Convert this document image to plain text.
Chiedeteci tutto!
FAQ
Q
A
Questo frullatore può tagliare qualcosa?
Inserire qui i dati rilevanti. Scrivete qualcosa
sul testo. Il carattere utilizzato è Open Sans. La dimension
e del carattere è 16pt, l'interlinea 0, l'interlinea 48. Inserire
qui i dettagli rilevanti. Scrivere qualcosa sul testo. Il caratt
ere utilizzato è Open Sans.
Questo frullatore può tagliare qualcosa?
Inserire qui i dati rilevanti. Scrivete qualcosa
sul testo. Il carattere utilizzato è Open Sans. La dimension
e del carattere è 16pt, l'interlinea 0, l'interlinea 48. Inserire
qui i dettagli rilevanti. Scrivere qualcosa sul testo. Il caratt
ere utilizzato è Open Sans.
......
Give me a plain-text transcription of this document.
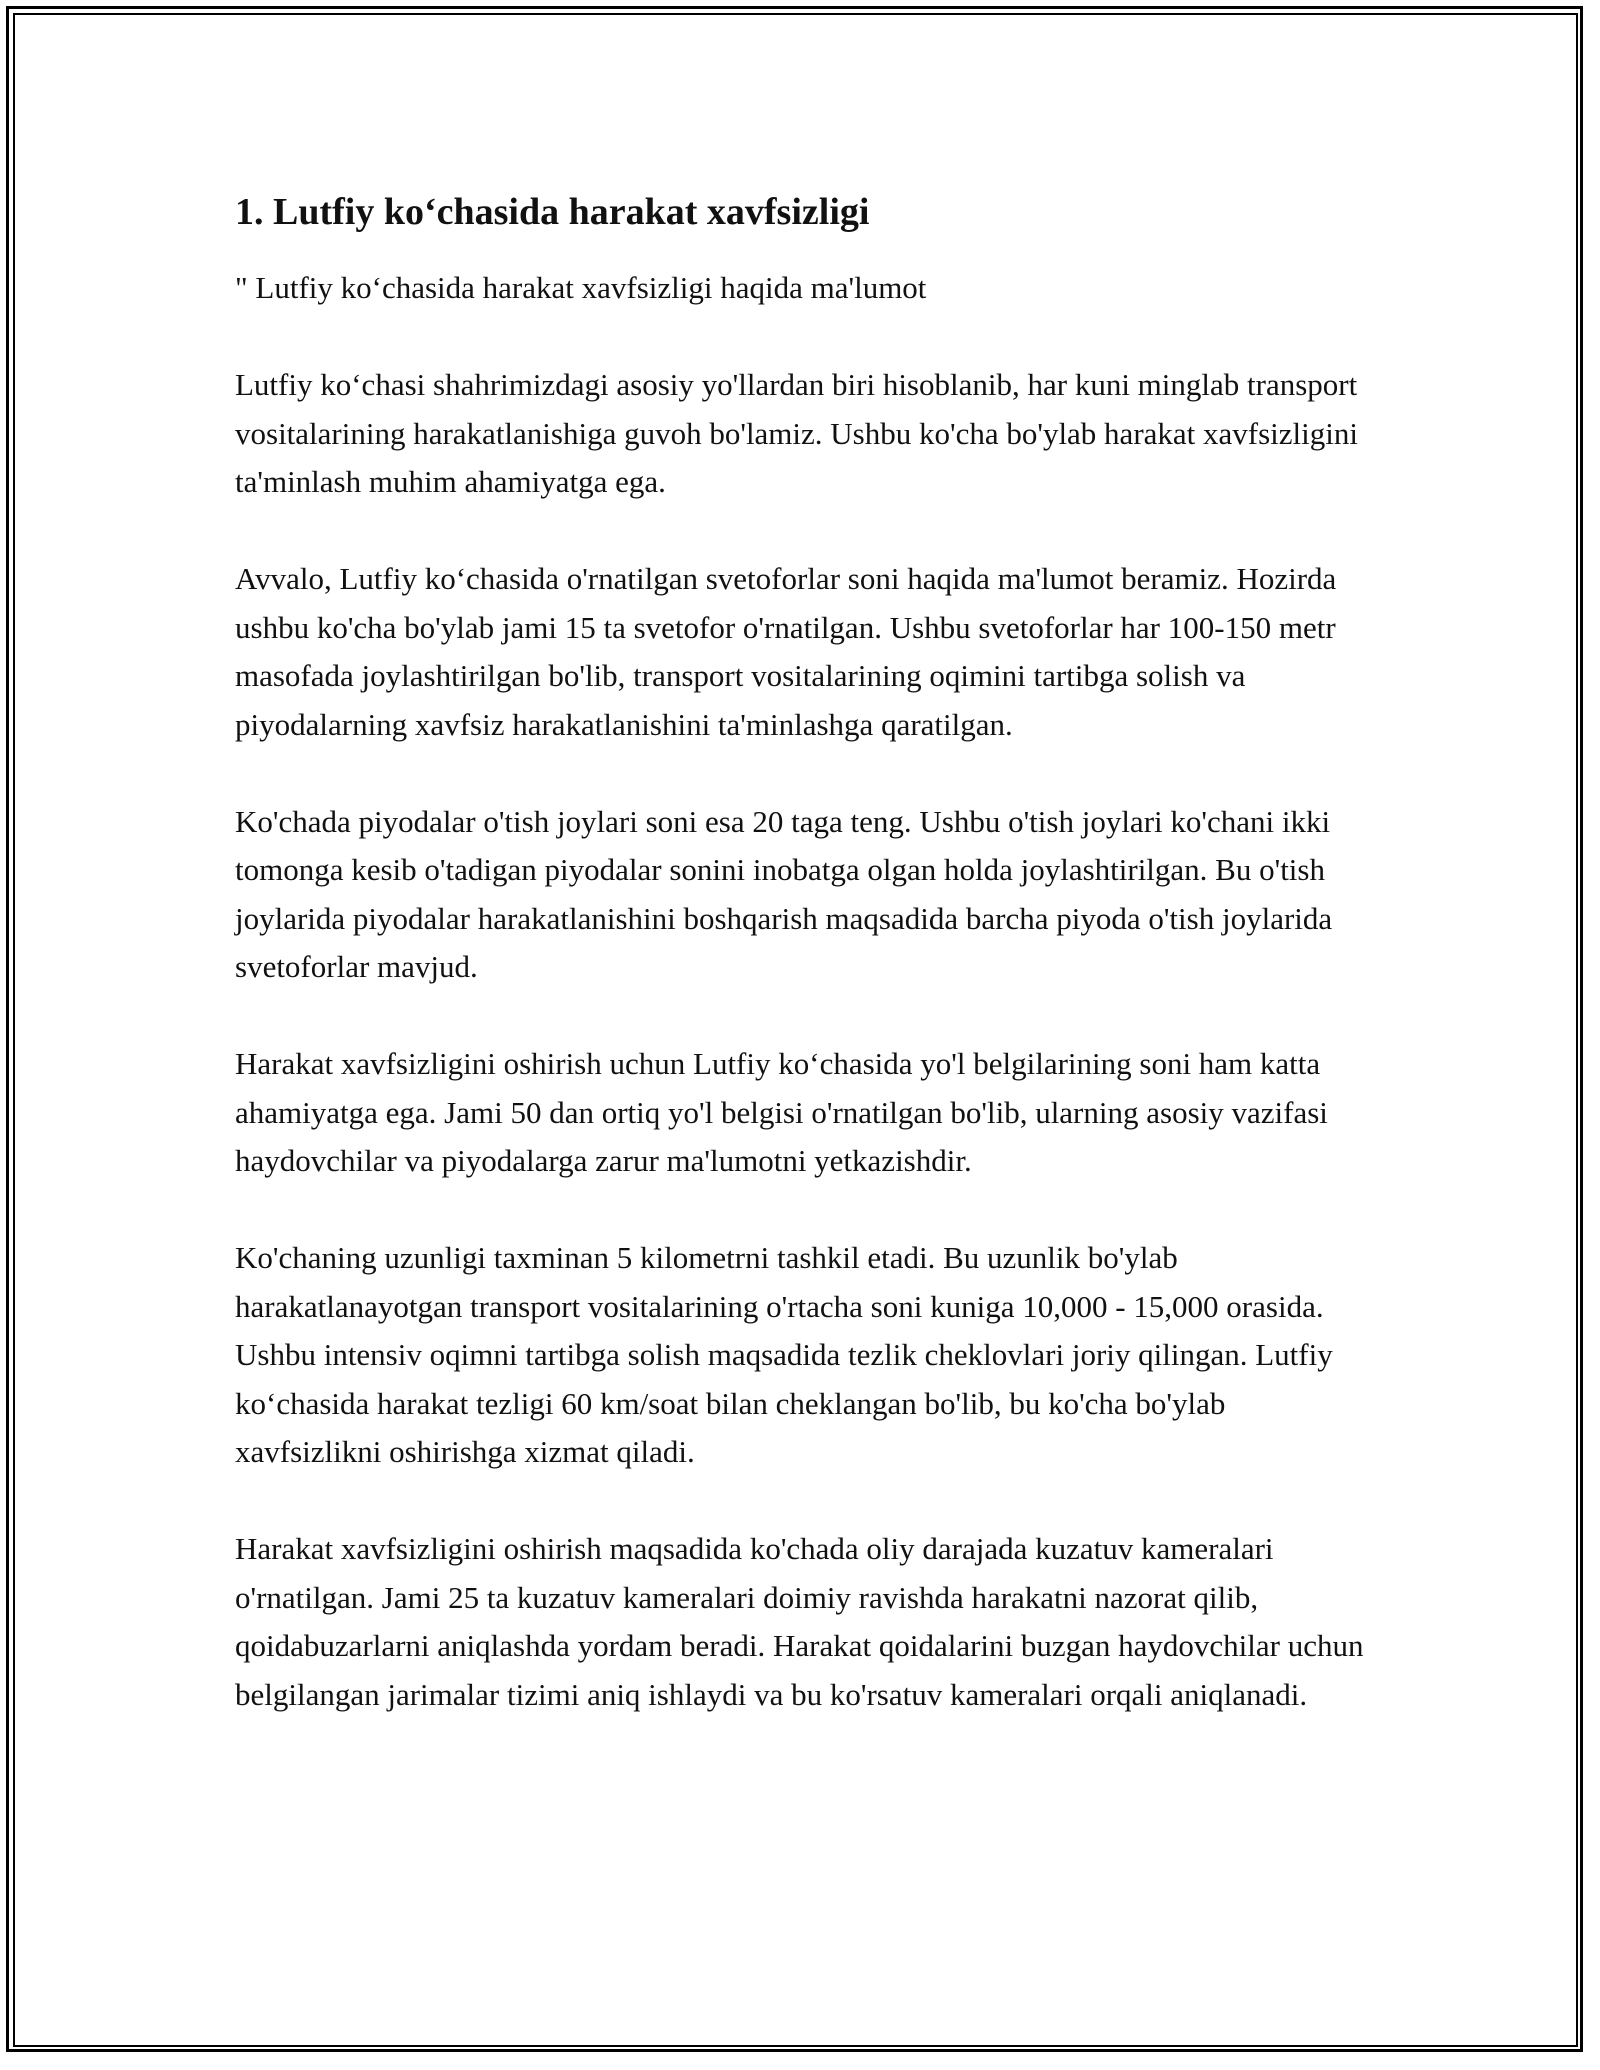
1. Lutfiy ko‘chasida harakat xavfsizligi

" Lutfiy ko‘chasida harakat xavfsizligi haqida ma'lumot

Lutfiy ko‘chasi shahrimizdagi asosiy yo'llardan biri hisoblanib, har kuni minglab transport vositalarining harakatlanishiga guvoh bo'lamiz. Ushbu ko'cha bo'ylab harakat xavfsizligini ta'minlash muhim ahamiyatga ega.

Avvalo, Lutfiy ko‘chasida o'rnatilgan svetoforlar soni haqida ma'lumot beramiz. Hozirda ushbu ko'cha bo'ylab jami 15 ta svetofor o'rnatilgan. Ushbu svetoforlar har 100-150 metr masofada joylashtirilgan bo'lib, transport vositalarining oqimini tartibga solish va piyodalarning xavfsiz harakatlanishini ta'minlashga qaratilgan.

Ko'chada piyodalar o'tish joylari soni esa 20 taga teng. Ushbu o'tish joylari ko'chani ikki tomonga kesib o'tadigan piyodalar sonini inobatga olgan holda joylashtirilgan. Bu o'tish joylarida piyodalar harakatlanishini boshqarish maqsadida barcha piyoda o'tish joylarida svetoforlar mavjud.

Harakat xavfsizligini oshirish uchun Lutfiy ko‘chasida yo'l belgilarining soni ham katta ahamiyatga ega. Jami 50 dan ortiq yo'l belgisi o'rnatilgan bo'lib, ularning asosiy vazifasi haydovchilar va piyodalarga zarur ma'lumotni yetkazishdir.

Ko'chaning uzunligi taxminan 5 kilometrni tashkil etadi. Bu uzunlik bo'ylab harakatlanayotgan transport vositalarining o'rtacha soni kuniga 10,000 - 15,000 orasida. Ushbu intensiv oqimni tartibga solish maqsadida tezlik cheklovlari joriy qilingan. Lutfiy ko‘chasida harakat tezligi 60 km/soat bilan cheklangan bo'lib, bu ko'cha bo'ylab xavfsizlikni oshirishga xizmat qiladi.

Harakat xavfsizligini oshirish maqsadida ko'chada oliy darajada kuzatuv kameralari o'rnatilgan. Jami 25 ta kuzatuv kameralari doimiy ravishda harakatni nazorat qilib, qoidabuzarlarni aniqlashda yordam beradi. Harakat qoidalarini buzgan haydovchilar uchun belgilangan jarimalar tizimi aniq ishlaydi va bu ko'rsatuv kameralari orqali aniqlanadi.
......
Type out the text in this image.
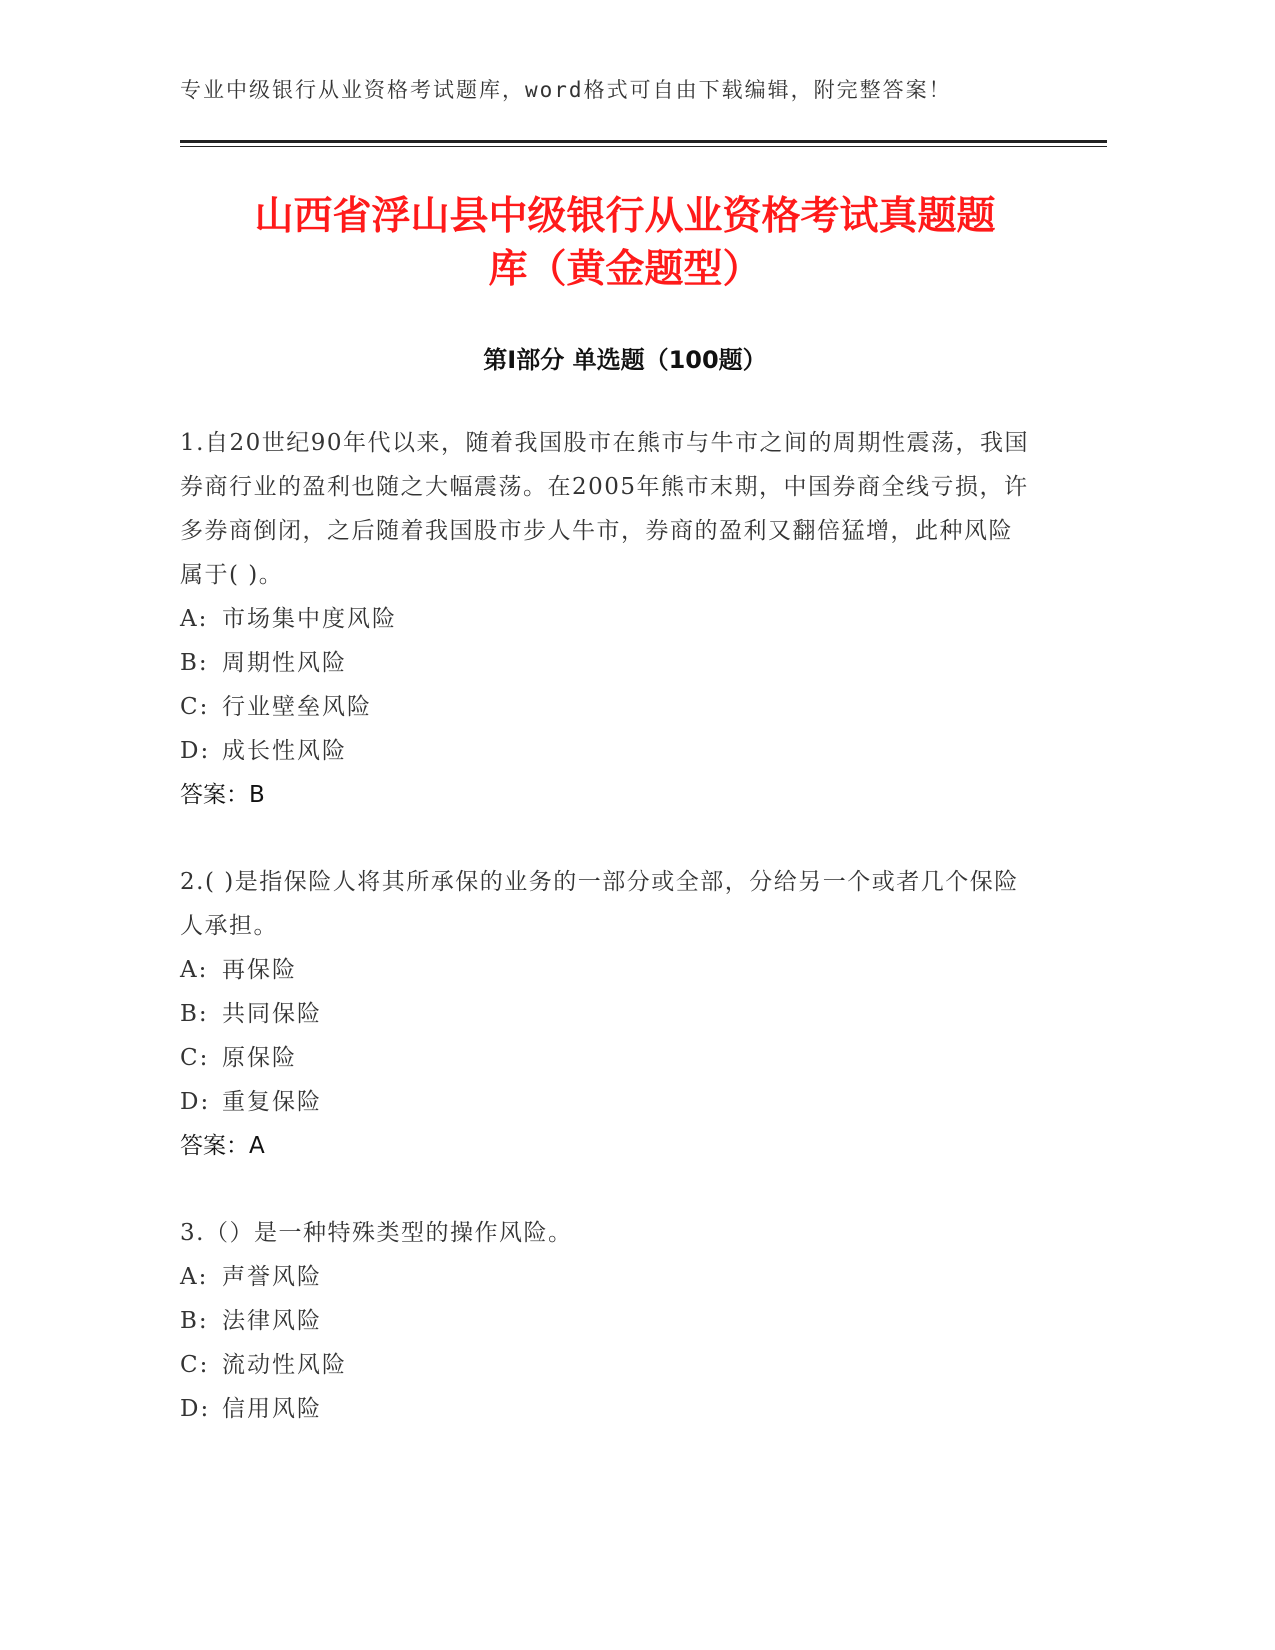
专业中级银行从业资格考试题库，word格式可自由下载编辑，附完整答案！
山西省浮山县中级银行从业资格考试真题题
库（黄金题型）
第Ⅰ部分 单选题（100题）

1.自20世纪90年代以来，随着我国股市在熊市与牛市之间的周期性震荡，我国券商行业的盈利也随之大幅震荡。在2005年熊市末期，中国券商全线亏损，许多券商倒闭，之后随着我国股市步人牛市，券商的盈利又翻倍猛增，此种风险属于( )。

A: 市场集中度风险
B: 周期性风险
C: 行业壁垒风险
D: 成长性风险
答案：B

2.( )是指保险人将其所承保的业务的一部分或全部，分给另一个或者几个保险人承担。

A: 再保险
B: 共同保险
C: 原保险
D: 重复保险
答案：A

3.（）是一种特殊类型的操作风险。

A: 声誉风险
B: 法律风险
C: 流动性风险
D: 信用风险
......
* [EXERCISE TASK]
Copy out every line of the listing that contains the string "this".

* [EXERCISE OUTPUT]
Convert this document image to plain text.
Give me a plain-text transcription of this document.
Type out the text in this image.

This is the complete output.